Exercise details: Of the lines below, how many hold the string "have"? Give only the number.

[start of Dataset extract]

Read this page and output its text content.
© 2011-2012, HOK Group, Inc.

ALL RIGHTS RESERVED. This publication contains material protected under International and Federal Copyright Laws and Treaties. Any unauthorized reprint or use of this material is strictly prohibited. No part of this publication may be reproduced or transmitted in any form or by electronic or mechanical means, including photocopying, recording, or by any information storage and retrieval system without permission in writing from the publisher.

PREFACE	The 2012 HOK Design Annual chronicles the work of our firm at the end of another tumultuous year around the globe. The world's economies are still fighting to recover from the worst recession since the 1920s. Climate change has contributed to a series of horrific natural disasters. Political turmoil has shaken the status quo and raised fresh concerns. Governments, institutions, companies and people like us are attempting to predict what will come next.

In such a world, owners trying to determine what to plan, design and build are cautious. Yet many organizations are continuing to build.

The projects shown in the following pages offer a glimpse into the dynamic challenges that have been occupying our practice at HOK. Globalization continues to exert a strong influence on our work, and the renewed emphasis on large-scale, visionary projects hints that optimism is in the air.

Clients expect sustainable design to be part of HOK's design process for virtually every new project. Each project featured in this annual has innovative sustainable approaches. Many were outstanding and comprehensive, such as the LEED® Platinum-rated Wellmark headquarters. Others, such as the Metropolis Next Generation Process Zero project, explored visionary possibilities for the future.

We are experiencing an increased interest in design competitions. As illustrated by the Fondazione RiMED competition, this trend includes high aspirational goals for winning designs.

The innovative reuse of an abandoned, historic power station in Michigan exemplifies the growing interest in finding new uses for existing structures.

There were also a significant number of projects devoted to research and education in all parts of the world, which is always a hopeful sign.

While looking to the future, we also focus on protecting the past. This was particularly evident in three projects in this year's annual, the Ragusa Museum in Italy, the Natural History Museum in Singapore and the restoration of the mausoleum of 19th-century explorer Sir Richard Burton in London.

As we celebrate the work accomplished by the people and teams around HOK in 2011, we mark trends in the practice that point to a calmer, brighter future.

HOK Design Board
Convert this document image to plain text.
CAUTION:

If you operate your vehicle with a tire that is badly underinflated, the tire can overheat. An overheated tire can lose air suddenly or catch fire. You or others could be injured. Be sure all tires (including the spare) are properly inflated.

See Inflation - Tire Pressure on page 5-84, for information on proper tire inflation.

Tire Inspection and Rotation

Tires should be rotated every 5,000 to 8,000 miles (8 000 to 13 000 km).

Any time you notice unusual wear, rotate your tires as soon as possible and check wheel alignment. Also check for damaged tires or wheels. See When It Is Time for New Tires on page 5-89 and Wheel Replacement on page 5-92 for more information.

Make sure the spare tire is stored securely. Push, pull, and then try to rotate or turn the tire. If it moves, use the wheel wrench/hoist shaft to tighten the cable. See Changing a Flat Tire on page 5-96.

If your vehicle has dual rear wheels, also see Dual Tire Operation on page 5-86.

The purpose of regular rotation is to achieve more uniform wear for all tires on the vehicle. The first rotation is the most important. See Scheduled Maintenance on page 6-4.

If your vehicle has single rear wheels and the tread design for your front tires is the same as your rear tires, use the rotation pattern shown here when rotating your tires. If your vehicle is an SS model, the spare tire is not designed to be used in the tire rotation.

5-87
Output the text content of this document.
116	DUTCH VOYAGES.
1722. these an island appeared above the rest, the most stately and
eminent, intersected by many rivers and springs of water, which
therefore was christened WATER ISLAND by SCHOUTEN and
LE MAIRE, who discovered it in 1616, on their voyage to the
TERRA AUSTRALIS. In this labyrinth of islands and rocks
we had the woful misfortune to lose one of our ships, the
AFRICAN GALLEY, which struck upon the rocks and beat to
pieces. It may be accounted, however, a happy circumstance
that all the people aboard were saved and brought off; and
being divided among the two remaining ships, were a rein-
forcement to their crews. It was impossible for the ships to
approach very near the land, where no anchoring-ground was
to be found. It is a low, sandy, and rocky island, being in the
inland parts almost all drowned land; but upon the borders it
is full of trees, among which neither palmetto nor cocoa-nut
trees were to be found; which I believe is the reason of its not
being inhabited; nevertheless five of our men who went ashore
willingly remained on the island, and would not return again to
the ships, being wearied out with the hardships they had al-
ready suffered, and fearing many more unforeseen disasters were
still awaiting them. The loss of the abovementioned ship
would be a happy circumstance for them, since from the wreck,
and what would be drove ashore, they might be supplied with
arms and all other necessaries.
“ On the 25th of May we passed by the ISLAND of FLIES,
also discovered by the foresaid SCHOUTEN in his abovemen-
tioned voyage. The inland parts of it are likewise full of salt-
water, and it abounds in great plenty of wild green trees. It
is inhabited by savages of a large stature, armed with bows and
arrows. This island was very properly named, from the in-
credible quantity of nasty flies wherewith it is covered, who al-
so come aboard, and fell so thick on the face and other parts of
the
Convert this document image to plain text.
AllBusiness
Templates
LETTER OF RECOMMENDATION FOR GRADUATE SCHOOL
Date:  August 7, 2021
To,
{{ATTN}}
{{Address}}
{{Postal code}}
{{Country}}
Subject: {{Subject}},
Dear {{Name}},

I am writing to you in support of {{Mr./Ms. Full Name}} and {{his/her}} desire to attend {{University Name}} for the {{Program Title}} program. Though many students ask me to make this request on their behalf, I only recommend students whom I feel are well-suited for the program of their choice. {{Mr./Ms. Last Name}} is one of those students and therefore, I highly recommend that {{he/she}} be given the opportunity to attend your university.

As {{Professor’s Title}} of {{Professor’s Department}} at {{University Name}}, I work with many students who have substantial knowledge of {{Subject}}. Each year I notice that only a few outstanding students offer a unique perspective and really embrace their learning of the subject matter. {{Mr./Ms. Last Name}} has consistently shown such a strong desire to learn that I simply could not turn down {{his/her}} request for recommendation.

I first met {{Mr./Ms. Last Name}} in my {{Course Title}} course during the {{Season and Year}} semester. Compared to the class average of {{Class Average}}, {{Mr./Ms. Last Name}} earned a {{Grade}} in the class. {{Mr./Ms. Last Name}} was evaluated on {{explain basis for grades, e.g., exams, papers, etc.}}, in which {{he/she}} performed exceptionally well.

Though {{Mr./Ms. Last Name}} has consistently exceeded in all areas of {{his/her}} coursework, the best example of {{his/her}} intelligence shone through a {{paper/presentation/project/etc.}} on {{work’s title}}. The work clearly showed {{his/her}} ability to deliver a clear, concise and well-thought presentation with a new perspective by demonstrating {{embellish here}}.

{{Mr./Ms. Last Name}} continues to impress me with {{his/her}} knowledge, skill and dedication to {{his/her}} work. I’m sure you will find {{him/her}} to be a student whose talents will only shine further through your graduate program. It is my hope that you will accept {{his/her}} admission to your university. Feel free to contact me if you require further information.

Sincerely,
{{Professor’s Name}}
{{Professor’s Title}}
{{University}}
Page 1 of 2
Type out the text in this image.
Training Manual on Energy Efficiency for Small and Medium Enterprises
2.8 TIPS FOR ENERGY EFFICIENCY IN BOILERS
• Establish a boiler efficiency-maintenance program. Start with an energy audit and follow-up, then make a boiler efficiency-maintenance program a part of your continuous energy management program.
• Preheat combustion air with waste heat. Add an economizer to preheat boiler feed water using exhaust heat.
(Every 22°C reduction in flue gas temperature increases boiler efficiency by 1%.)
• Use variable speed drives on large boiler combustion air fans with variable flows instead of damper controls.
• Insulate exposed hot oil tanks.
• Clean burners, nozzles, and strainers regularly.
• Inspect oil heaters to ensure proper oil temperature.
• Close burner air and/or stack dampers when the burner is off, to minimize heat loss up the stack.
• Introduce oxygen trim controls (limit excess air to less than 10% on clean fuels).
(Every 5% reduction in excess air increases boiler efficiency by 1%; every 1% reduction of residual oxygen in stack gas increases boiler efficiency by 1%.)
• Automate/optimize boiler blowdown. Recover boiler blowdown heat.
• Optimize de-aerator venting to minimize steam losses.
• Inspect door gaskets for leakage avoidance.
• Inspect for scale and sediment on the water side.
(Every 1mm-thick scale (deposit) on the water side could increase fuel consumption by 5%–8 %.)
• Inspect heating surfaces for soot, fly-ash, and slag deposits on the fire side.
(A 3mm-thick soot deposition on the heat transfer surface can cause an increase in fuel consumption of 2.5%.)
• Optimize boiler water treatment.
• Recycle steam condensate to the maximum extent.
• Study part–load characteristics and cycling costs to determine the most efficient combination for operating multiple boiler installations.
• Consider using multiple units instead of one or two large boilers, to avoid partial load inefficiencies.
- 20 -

[end of Dataset extract]

Correct output: 2